Pictures do not belong in your copy. Repeat all the other data exactly.

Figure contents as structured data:
_ _ _ _
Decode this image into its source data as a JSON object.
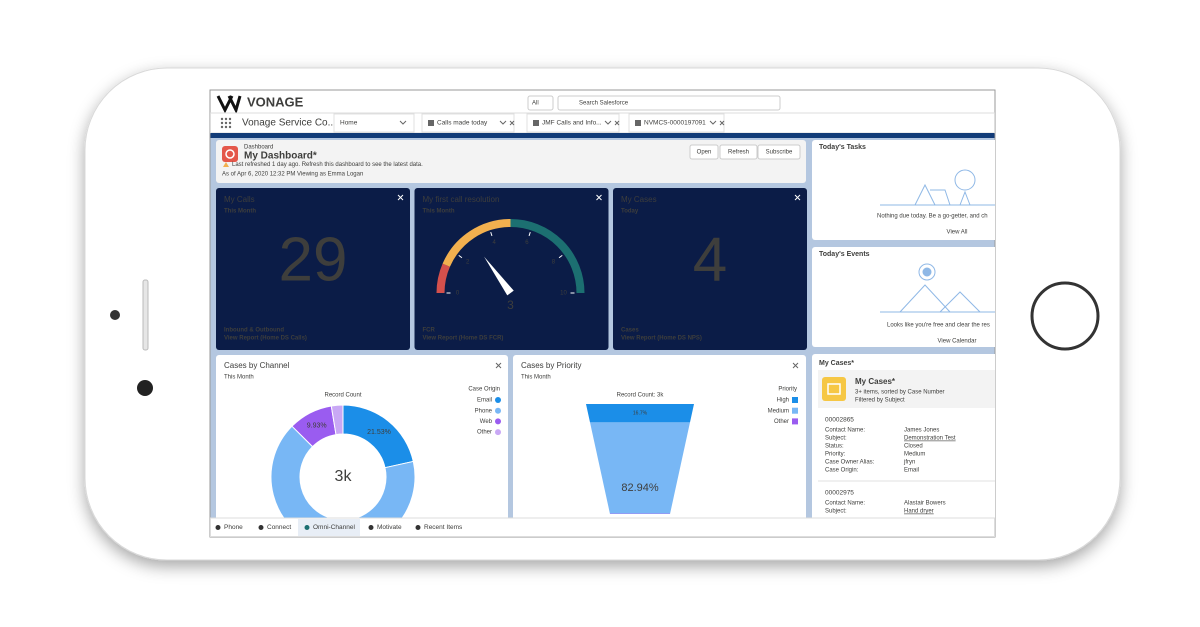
{
  "header": {
    "brand": "VONAGE",
    "search_scope": "All",
    "search_placeholder": "Search Salesforce"
  },
  "nav": {
    "app_name": "Vonage Service Co...",
    "tabs": [
      "Home",
      "Calls made today",
      "JMF Calls and Info...",
      "NVMCS-0000197091"
    ]
  },
  "dashboard": {
    "label": "Dashboard",
    "title": "My Dashboard*",
    "notice": "Last refreshed 1 day ago. Refresh this dashboard to see the latest data.",
    "as_of": "As of Apr 6, 2020 12:32 PM Viewing as Emma Logan",
    "buttons": [
      "Open",
      "Refresh",
      "Subscribe"
    ]
  },
  "metrics": [
    {
      "title": "My Calls",
      "period": "This Month",
      "value": 29,
      "footer": "Inbound & Outbound",
      "link": "View Report (Home DS Calls)"
    },
    {
      "title": "My first call resolution",
      "period": "This Month",
      "gauge": {
        "type": "gauge",
        "range": [
          0,
          10
        ],
        "ticks": [
          0,
          2,
          4,
          6,
          8,
          10
        ],
        "value": 3,
        "bands": [
          {
            "to": 1.3,
            "color": "#d4504c"
          },
          {
            "to": 5,
            "color": "#f2b04f"
          },
          {
            "to": 10,
            "color": "#1c6f71"
          }
        ]
      },
      "footer": "FCR",
      "link": "View Report (Home DS FCR)"
    },
    {
      "title": "My Cases",
      "period": "Today",
      "value": 4,
      "footer": "Cases",
      "link": "View Report (Home DS NPS)"
    }
  ],
  "charts": [
    {
      "type": "donut",
      "title": "Cases by Channel",
      "subtitle": "This Month",
      "axis_label": "Record Count",
      "legend_title": "Case Origin",
      "center_label": "3k",
      "categories": [
        "Email",
        "Phone",
        "Web",
        "Other"
      ],
      "values": [
        21.53,
        65.94,
        9.93,
        2.6
      ],
      "value_labels": [
        "21.53%",
        null,
        "9.93%",
        null
      ],
      "colors": [
        "#1b8ee8",
        "#78b7f5",
        "#9a5cf0",
        "#c9a8f5"
      ]
    },
    {
      "type": "funnel",
      "title": "Cases by Priority",
      "subtitle": "This Month",
      "axis_label": "Record Count: 3k",
      "legend_title": "Priority",
      "categories": [
        "High",
        "Medium",
        "Other"
      ],
      "values": [
        16.7,
        82.94,
        0.36
      ],
      "value_labels": [
        "16.7%",
        "82.94%",
        null
      ],
      "colors": [
        "#1b8ee8",
        "#78b7f5",
        "#9a5cf0"
      ]
    }
  ],
  "tasks": {
    "title": "Today's Tasks",
    "message": "Nothing due today. Be a go-getter, and ch",
    "link": "View All"
  },
  "events": {
    "title": "Today's Events",
    "message": "Looks like you're free and clear the res",
    "link": "View Calendar"
  },
  "my_cases": {
    "list_title": "My Cases*",
    "title": "My Cases*",
    "summary": "3+ items, sorted by Case Number",
    "filter": "Filtered by Subject",
    "records": [
      {
        "number": "00002865",
        "fields": [
          {
            "label": "Contact Name:",
            "value": "James Jones"
          },
          {
            "label": "Subject:",
            "value": "Demonstration Test"
          },
          {
            "label": "Status:",
            "value": "Closed"
          },
          {
            "label": "Priority:",
            "value": "Medium"
          },
          {
            "label": "Case Owner Alias:",
            "value": "jfryn"
          },
          {
            "label": "Case Origin:",
            "value": "Email"
          }
        ]
      },
      {
        "number": "00002975",
        "fields": [
          {
            "label": "Contact Name:",
            "value": "Alastair Bowers"
          },
          {
            "label": "Subject:",
            "value": "Hand dryer"
          }
        ]
      }
    ]
  },
  "footer": [
    "Phone",
    "Connect",
    "Omni-Channel",
    "Motivate",
    "Recent Items"
  ]
}
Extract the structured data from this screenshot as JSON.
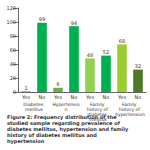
{
  "chart_data": {
    "type": "bar",
    "title": "Figure 2: Frequency distribution of the studied sample regarding prevalence of diabetes mellitus, hypertension and family history of diabetes mellitus and hypertension",
    "categories": [
      "Yes",
      "No",
      "Yes",
      "No",
      "Yes",
      "No",
      "Yes",
      "No"
    ],
    "group_labels": [
      "Diabetes mellitus",
      "Hypertension",
      "Family history of diabetes mellitus",
      "Family history of hypertension"
    ],
    "values": [
      1,
      99,
      6,
      94,
      48,
      52,
      68,
      32
    ],
    "colors": [
      "#70ad47",
      "#00b050",
      "#70ad47",
      "#00b050",
      "#92d050",
      "#00b050",
      "#9acd32",
      "#4e7a27"
    ],
    "ylim": [
      0,
      120
    ],
    "yticks": [
      0,
      20,
      40,
      60,
      80,
      100,
      120
    ],
    "grid": false,
    "data_labels": true
  }
}
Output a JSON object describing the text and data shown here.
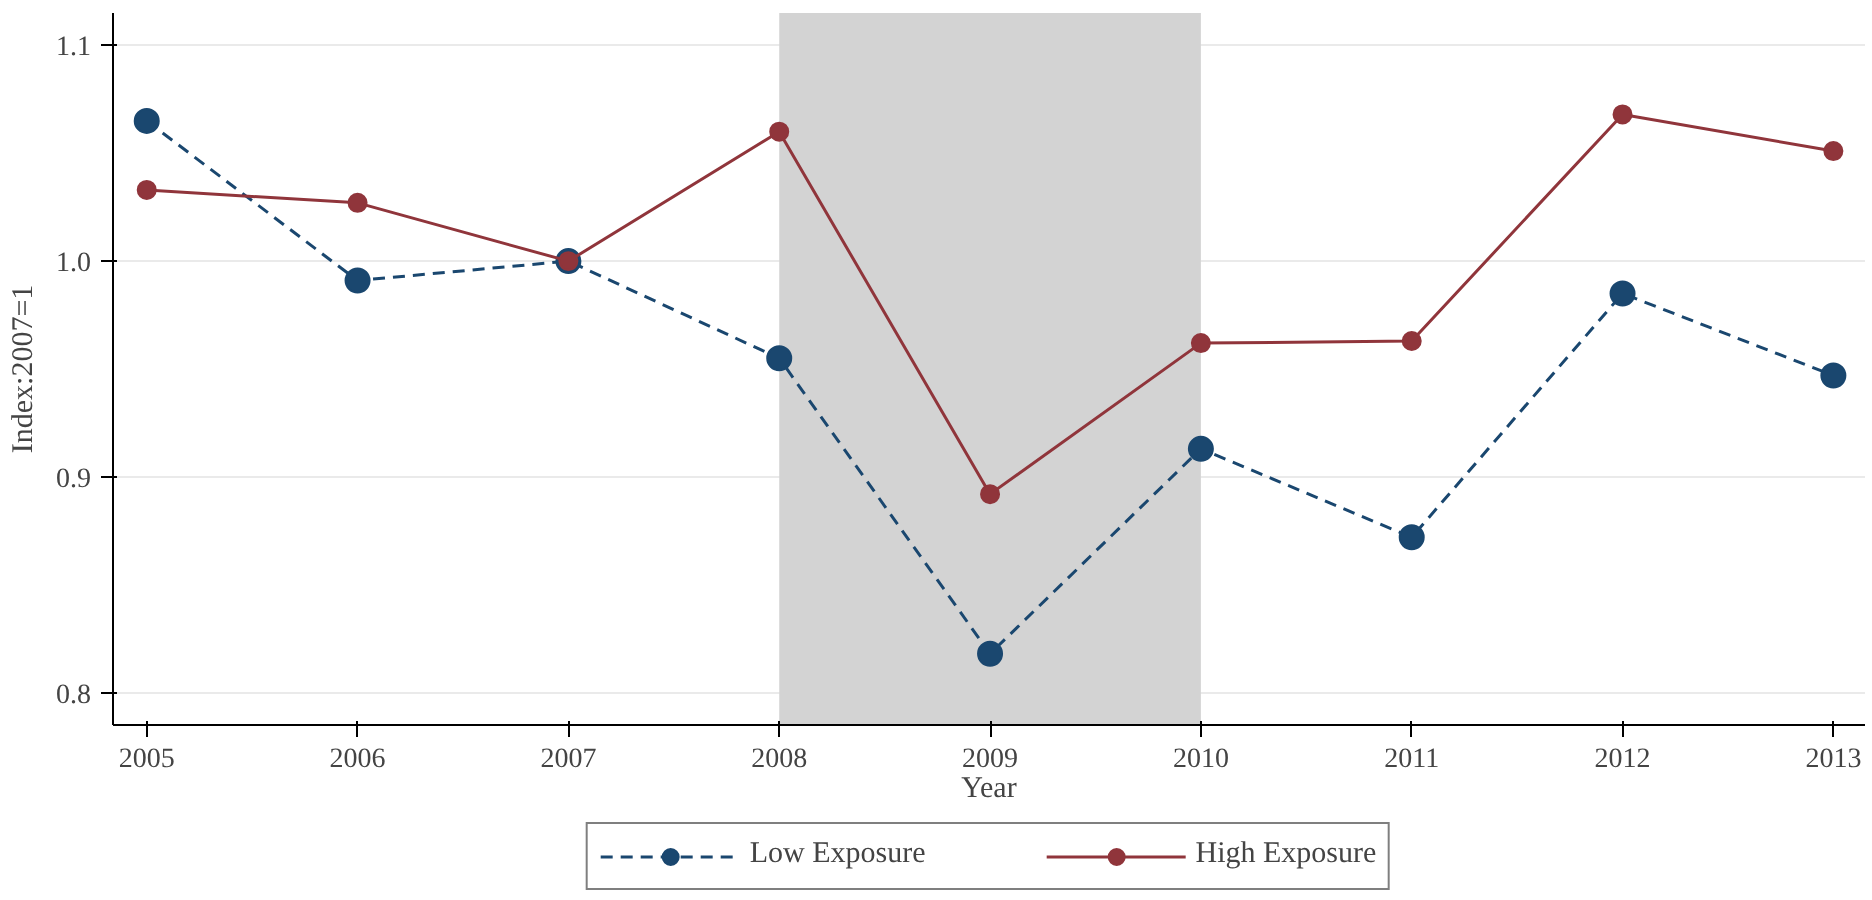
{
  "chart_data": {
    "type": "line",
    "xlabel": "Year",
    "ylabel": "Index:2007=1",
    "x": [
      2005,
      2006,
      2007,
      2008,
      2009,
      2010,
      2011,
      2012,
      2013
    ],
    "series": [
      {
        "name": "Low Exposure",
        "color": "#1a476f",
        "line_style": "dashed",
        "marker": "circle",
        "values": [
          1.065,
          0.991,
          1.0,
          0.955,
          0.818,
          0.913,
          0.872,
          0.985,
          0.947
        ]
      },
      {
        "name": "High Exposure",
        "color": "#90353b",
        "line_style": "solid",
        "marker": "circle",
        "values": [
          1.033,
          1.027,
          1.0,
          1.06,
          0.892,
          0.962,
          0.963,
          1.068,
          1.051
        ]
      }
    ],
    "xlim": [
      2004.84,
      2013.15
    ],
    "ylim": [
      0.785,
      1.115
    ],
    "xticks": [
      2005,
      2006,
      2007,
      2008,
      2009,
      2010,
      2011,
      2012,
      2013
    ],
    "yticks": [
      {
        "value": 0.8,
        "label": "0.8"
      },
      {
        "value": 0.9,
        "label": "0.9"
      },
      {
        "value": 1.0,
        "label": "1.0"
      },
      {
        "value": 1.1,
        "label": "1.1"
      }
    ],
    "bands": [
      {
        "axis": "x",
        "from": 2008,
        "to": 2010,
        "color": "#d3d3d3"
      }
    ],
    "grid": "y",
    "legend": "bottom"
  }
}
_ _ _ _
• _Solution_:
Decode this image into its source data as a JSON object.
{
  "header": {
    "brand": "VONAGE",
    "search_scope": "All",
    "search_placeholder": "Search Salesforce"
  },
  "nav": {
    "app_name": "Vonage Service Co...",
    "tabs": [
      "Home",
      "Calls made today",
      "JMF Calls and Info...",
      "NVMCS-0000197091"
    ]
  },
  "dashboard": {
    "label": "Dashboard",
    "title": "My Dashboard*",
    "notice": "Last refreshed 1 day ago. Refresh this dashboard to see the latest data.",
    "as_of": "As of Apr 6, 2020 12:32 PM Viewing as Emma Logan",
    "buttons": [
      "Open",
      "Refresh",
      "Subscribe"
    ]
  },
  "metrics": [
    {
      "title": "My Calls",
      "period": "This Month",
      "value": 29,
      "footer": "Inbound & Outbound",
      "link": "View Report (Home DS Calls)"
    },
    {
      "title": "My first call resolution",
      "period": "This Month",
      "gauge": {
        "type": "gauge",
        "range": [
          0,
          10
        ],
        "ticks": [
          0,
          2,
          4,
          6,
          8,
          10
        ],
        "value": 3,
        "bands": [
          {
            "to": 1.3,
            "color": "#d4504c"
          },
          {
            "to": 5,
            "color": "#f2b04f"
          },
          {
            "to": 10,
            "color": "#1c6f71"
          }
        ]
      },
      "footer": "FCR",
      "link": "View Report (Home DS FCR)"
    },
    {
      "title": "My Cases",
      "period": "Today",
      "value": 4,
      "footer": "Cases",
      "link": "View Report (Home DS NPS)"
    }
  ],
  "charts": [
    {
      "type": "donut",
      "title": "Cases by Channel",
      "subtitle": "This Month",
      "axis_label": "Record Count",
      "legend_title": "Case Origin",
      "center_label": "3k",
      "categories": [
        "Email",
        "Phone",
        "Web",
        "Other"
      ],
      "values": [
        21.53,
        65.94,
        9.93,
        2.6
      ],
      "value_labels": [
        "21.53%",
        null,
        "9.93%",
        null
      ],
      "colors": [
        "#1b8ee8",
        "#78b7f5",
        "#9a5cf0",
        "#c9a8f5"
      ]
    },
    {
      "type": "funnel",
      "title": "Cases by Priority",
      "subtitle": "This Month",
      "axis_label": "Record Count: 3k",
      "legend_title": "Priority",
      "categories": [
        "High",
        "Medium",
        "Other"
      ],
      "values": [
        16.7,
        82.94,
        0.36
      ],
      "value_labels": [
        "16.7%",
        "82.94%",
        null
      ],
      "colors": [
        "#1b8ee8",
        "#78b7f5",
        "#9a5cf0"
      ]
    }
  ],
  "tasks": {
    "title": "Today's Tasks",
    "message": "Nothing due today. Be a go-getter, and ch",
    "link": "View All"
  },
  "events": {
    "title": "Today's Events",
    "message": "Looks like you're free and clear the res",
    "link": "View Calendar"
  },
  "my_cases": {
    "list_title": "My Cases*",
    "title": "My Cases*",
    "summary": "3+ items, sorted by Case Number",
    "filter": "Filtered by Subject",
    "records": [
      {
        "number": "00002865",
        "fields": [
          {
            "label": "Contact Name:",
            "value": "James Jones"
          },
          {
            "label": "Subject:",
            "value": "Demonstration Test"
          },
          {
            "label": "Status:",
            "value": "Closed"
          },
          {
            "label": "Priority:",
            "value": "Medium"
          },
          {
            "label": "Case Owner Alias:",
            "value": "jfryn"
          },
          {
            "label": "Case Origin:",
            "value": "Email"
          }
        ]
      },
      {
        "number": "00002975",
        "fields": [
          {
            "label": "Contact Name:",
            "value": "Alastair Bowers"
          },
          {
            "label": "Subject:",
            "value": "Hand dryer"
          }
        ]
      }
    ]
  },
  "footer": [
    "Phone",
    "Connect",
    "Omni-Channel",
    "Motivate",
    "Recent Items"
  ]
}
Extract the structured data from this screenshot as JSON.
{
  "chart_data": {
    "type": "bar",
    "title": "Figure 2: Frequency distribution of the studied sample regarding prevalence of diabetes mellitus, hypertension and family history of diabetes mellitus and hypertension",
    "categories": [
      "Yes",
      "No",
      "Yes",
      "No",
      "Yes",
      "No",
      "Yes",
      "No"
    ],
    "group_labels": [
      "Diabetes mellitus",
      "Hypertension",
      "Family history of diabetes mellitus",
      "Family history of hypertension"
    ],
    "values": [
      1,
      99,
      6,
      94,
      48,
      52,
      68,
      32
    ],
    "colors": [
      "#70ad47",
      "#00b050",
      "#70ad47",
      "#00b050",
      "#92d050",
      "#00b050",
      "#9acd32",
      "#4e7a27"
    ],
    "ylim": [
      0,
      120
    ],
    "yticks": [
      0,
      20,
      40,
      60,
      80,
      100,
      120
    ],
    "grid": false,
    "data_labels": true
  }
}
Output a JSON object describing the text and data shown here.
{
  "chart_data": {
    "type": "line",
    "xlabel": "Year",
    "ylabel": "Index:2007=1",
    "x": [
      2005,
      2006,
      2007,
      2008,
      2009,
      2010,
      2011,
      2012,
      2013
    ],
    "series": [
      {
        "name": "Low Exposure",
        "color": "#1a476f",
        "line_style": "dashed",
        "marker": "circle",
        "values": [
          1.065,
          0.991,
          1.0,
          0.955,
          0.818,
          0.913,
          0.872,
          0.985,
          0.947
        ]
      },
      {
        "name": "High Exposure",
        "color": "#90353b",
        "line_style": "solid",
        "marker": "circle",
        "values": [
          1.033,
          1.027,
          1.0,
          1.06,
          0.892,
          0.962,
          0.963,
          1.068,
          1.051
        ]
      }
    ],
    "xlim": [
      2004.84,
      2013.15
    ],
    "ylim": [
      0.785,
      1.115
    ],
    "xticks": [
      2005,
      2006,
      2007,
      2008,
      2009,
      2010,
      2011,
      2012,
      2013
    ],
    "yticks": [
      {
        "value": 0.8,
        "label": "0.8"
      },
      {
        "value": 0.9,
        "label": "0.9"
      },
      {
        "value": 1.0,
        "label": "1.0"
      },
      {
        "value": 1.1,
        "label": "1.1"
      }
    ],
    "bands": [
      {
        "axis": "x",
        "from": 2008,
        "to": 2010,
        "color": "#d3d3d3"
      }
    ],
    "grid": "y",
    "legend": "bottom"
  }
}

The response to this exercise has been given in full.